(Task):
Copy every line that holds "explorer".

(Supplied material):
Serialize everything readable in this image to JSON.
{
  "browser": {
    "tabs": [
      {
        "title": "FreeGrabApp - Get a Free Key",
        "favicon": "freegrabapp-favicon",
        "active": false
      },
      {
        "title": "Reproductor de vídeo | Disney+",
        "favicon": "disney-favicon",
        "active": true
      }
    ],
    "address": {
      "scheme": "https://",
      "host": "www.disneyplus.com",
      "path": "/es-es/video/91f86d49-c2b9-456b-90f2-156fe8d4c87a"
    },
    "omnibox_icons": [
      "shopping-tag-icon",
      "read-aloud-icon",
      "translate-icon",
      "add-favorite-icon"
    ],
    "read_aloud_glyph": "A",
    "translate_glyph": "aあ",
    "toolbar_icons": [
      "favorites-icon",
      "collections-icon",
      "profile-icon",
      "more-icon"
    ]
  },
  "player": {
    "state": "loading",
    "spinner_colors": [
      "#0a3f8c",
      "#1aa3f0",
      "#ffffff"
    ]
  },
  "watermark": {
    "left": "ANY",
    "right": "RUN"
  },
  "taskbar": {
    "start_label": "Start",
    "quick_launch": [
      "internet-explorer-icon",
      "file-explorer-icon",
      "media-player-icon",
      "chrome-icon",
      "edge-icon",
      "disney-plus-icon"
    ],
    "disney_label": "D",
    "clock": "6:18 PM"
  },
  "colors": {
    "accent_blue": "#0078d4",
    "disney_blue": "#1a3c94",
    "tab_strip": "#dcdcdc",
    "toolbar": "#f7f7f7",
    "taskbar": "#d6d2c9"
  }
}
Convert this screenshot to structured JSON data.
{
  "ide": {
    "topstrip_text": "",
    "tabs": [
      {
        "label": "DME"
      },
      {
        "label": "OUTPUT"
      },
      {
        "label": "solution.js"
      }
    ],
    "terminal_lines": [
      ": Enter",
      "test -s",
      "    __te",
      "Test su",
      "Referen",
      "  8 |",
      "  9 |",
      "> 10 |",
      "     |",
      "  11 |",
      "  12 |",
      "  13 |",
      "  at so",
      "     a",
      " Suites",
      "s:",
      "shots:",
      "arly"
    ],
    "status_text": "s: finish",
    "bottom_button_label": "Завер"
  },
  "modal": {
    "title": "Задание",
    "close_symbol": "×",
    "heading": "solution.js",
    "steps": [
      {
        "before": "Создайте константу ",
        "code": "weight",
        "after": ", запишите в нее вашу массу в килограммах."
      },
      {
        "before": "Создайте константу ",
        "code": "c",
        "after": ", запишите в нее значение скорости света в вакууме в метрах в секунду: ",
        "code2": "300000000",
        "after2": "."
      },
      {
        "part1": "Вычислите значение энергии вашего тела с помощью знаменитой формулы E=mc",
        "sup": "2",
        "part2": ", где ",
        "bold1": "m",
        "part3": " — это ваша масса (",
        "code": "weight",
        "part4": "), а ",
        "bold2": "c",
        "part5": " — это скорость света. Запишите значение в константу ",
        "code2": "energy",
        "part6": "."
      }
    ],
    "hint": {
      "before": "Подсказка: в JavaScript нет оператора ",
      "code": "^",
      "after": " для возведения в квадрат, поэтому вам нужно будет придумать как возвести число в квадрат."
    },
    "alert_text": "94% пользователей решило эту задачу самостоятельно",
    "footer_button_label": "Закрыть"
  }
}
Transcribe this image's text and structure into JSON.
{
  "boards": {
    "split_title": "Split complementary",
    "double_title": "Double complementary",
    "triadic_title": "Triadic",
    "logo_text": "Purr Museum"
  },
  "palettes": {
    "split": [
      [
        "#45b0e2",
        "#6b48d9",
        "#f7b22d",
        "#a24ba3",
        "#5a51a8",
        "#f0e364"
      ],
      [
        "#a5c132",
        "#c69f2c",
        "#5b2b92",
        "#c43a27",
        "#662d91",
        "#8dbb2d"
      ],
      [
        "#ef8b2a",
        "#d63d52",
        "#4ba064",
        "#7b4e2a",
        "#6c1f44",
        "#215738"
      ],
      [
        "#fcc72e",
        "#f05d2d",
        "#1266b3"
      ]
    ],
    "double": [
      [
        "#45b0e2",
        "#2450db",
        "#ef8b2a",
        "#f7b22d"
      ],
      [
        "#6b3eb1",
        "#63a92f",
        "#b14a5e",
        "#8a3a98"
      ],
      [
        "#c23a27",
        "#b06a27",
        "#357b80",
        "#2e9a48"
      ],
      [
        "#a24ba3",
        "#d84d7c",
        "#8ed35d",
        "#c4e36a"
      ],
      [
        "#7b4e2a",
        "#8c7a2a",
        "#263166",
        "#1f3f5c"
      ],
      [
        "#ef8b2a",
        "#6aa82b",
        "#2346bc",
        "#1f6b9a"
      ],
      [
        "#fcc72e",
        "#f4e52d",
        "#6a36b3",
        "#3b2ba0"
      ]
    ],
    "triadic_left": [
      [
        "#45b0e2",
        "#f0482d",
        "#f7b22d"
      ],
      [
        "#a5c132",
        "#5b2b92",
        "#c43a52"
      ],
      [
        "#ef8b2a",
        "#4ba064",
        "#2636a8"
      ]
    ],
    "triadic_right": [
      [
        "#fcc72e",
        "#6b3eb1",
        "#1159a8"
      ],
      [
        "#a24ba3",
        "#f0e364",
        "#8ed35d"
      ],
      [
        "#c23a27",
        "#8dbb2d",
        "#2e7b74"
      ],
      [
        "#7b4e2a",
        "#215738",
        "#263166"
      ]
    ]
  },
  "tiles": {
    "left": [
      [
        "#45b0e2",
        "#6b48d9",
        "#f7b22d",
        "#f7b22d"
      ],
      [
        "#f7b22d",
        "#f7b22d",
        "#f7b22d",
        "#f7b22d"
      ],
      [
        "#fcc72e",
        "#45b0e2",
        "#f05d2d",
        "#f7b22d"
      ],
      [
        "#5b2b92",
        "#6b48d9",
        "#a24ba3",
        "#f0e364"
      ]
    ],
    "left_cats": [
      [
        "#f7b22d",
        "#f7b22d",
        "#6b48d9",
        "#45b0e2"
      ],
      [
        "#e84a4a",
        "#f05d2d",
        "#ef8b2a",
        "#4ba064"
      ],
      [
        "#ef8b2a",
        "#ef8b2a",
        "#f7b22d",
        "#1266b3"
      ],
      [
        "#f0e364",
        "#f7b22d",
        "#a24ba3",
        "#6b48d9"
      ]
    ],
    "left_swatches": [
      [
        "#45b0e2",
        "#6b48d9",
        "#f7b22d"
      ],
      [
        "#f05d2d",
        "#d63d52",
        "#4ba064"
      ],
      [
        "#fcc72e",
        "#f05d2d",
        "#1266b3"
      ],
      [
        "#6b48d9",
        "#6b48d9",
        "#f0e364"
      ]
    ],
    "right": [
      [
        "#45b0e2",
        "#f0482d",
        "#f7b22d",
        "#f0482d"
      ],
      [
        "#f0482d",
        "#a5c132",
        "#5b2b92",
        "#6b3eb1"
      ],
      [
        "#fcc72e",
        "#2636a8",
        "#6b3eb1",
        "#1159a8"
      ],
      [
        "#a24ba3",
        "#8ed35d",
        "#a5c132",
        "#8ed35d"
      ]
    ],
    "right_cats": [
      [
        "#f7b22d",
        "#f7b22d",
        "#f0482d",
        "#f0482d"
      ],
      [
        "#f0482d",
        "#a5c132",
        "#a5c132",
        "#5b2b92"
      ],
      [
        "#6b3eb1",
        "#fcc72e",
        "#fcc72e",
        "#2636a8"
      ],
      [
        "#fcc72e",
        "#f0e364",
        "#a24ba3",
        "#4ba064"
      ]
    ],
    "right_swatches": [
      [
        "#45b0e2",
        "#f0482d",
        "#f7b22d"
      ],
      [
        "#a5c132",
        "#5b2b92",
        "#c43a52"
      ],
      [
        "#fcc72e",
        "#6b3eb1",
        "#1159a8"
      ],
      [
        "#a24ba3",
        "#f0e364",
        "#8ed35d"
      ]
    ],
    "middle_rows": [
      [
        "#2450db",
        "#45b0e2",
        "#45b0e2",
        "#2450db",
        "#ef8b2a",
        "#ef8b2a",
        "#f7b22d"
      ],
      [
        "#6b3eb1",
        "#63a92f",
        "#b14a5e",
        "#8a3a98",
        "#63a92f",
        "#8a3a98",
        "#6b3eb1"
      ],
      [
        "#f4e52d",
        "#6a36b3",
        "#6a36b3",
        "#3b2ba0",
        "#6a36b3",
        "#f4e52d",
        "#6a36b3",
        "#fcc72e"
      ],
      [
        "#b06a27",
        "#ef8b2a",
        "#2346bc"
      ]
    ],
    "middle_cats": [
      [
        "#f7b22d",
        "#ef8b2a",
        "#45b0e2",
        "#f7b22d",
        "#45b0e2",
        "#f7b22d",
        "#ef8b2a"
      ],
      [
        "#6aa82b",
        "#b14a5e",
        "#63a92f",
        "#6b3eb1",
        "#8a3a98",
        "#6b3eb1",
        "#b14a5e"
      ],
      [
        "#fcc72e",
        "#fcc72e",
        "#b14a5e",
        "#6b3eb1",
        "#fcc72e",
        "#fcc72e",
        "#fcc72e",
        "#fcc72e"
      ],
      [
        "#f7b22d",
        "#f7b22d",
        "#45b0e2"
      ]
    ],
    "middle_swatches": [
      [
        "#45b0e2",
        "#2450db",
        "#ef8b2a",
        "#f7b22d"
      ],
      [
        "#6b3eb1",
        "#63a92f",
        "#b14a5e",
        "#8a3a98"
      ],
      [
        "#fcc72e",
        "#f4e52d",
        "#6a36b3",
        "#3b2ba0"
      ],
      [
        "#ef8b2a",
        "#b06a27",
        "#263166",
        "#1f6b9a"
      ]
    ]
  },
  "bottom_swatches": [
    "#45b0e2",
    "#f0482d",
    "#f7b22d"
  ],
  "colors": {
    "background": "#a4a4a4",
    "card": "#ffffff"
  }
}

(Written response):
      "internet-explorer-icon",
      "file-explorer-icon",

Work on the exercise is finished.